Search the records for the word "Egfr" and report each line that has it.
[Start of Data for processing]
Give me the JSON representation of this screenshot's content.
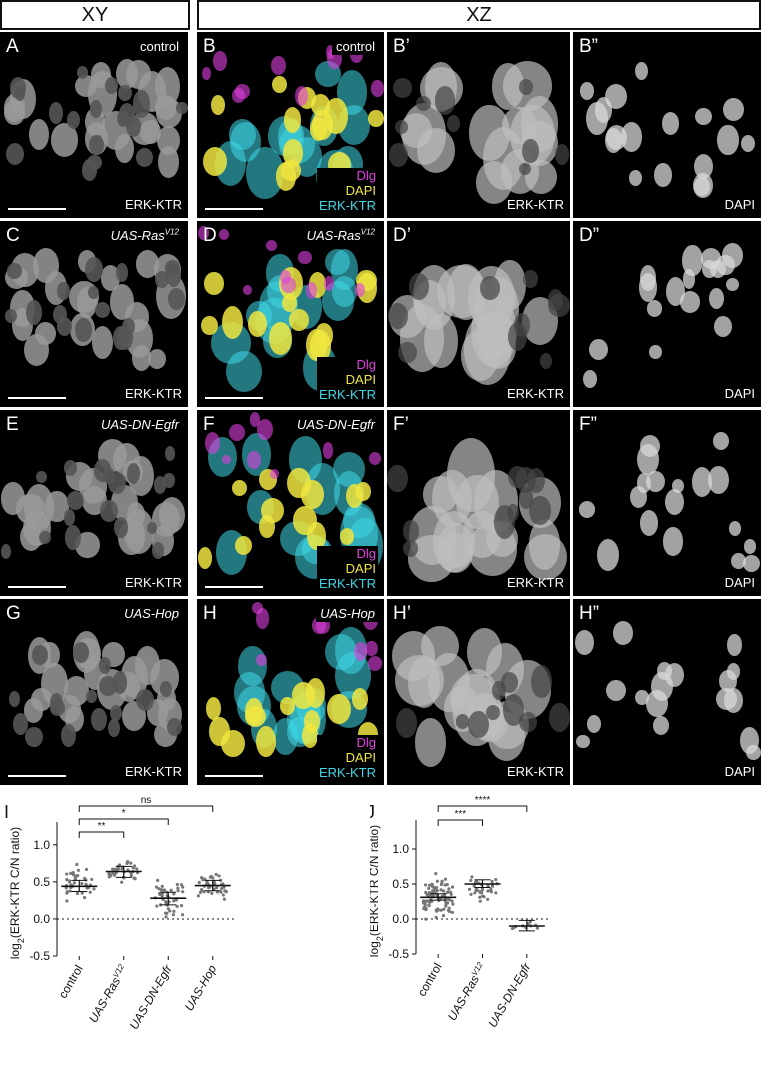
{
  "headers": {
    "xy": "XY",
    "xz": "XZ"
  },
  "rows": [
    {
      "xy_label": "A",
      "xz_label": "B",
      "cond_plain": "control",
      "cond_sup": "",
      "cond_italic": false,
      "p1": "B’",
      "p2": "B”"
    },
    {
      "xy_label": "C",
      "xz_label": "D",
      "cond_plain": "UAS-Ras",
      "cond_sup": "V12",
      "cond_italic": true,
      "p1": "D’",
      "p2": "D”"
    },
    {
      "xy_label": "E",
      "xz_label": "F",
      "cond_plain": "UAS-DN-Egfr",
      "cond_sup": "",
      "cond_italic": true,
      "p1": "F’",
      "p2": "F”"
    },
    {
      "xy_label": "G",
      "xz_label": "H",
      "cond_plain": "UAS-Hop",
      "cond_sup": "",
      "cond_italic": true,
      "p1": "H’",
      "p2": "H”"
    }
  ],
  "channels": {
    "erk": "ERK-KTR",
    "dapi": "DAPI",
    "dlg": "Dlg"
  },
  "colors": {
    "dlg": "#e040e0",
    "dapi": "#f0e640",
    "erk": "#40d8e8"
  },
  "chart_data": [
    {
      "panel_label": "I",
      "type": "scatter",
      "ylabel": "log2(ERK-KTR C/N ratio)",
      "ylim": [
        -0.5,
        1.2
      ],
      "yticks": [
        "1.0",
        "0.5",
        "0.0",
        "-0.5"
      ],
      "categories": [
        "control",
        "UAS-RasV12",
        "UAS-DN-Egfr",
        "UAS-Hop"
      ],
      "means": [
        0.44,
        0.64,
        0.28,
        0.45
      ],
      "ci": [
        [
          0.37,
          0.52
        ],
        [
          0.56,
          0.71
        ],
        [
          0.19,
          0.36
        ],
        [
          0.38,
          0.52
        ]
      ],
      "spread": [
        [
          0.0,
          1.0
        ],
        [
          0.3,
          1.0
        ],
        [
          -0.4,
          0.9
        ],
        [
          0.05,
          0.85
        ]
      ],
      "n": [
        40,
        38,
        45,
        40
      ],
      "significance": [
        {
          "from": 0,
          "to": 1,
          "label": "**"
        },
        {
          "from": 0,
          "to": 2,
          "label": "*"
        },
        {
          "from": 0,
          "to": 3,
          "label": "ns"
        }
      ]
    },
    {
      "panel_label": "J",
      "type": "scatter",
      "ylabel": "log2(ERK-KTR C/N ratio)",
      "ylim": [
        -0.5,
        1.3
      ],
      "yticks": [
        "1.0",
        "0.5",
        "0.0",
        "-0.5"
      ],
      "categories": [
        "control",
        "UAS-RasV12",
        "UAS-DN-Egfr"
      ],
      "means": [
        0.31,
        0.5,
        -0.1
      ],
      "ci": [
        [
          0.27,
          0.36
        ],
        [
          0.45,
          0.56
        ],
        [
          -0.17,
          -0.02
        ]
      ],
      "spread": [
        [
          -0.35,
          0.92
        ],
        [
          -0.05,
          0.75
        ],
        [
          -0.22,
          0.06
        ]
      ],
      "n": [
        90,
        35,
        10
      ],
      "significance": [
        {
          "from": 0,
          "to": 1,
          "label": "***"
        },
        {
          "from": 0,
          "to": 2,
          "label": "****"
        }
      ]
    }
  ]
}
[End of Data for processing]
** Result below **
      "cond_plain": "UAS-DN-Egfr",
        "UAS-DN-Egfr",
        "UAS-DN-Egfr"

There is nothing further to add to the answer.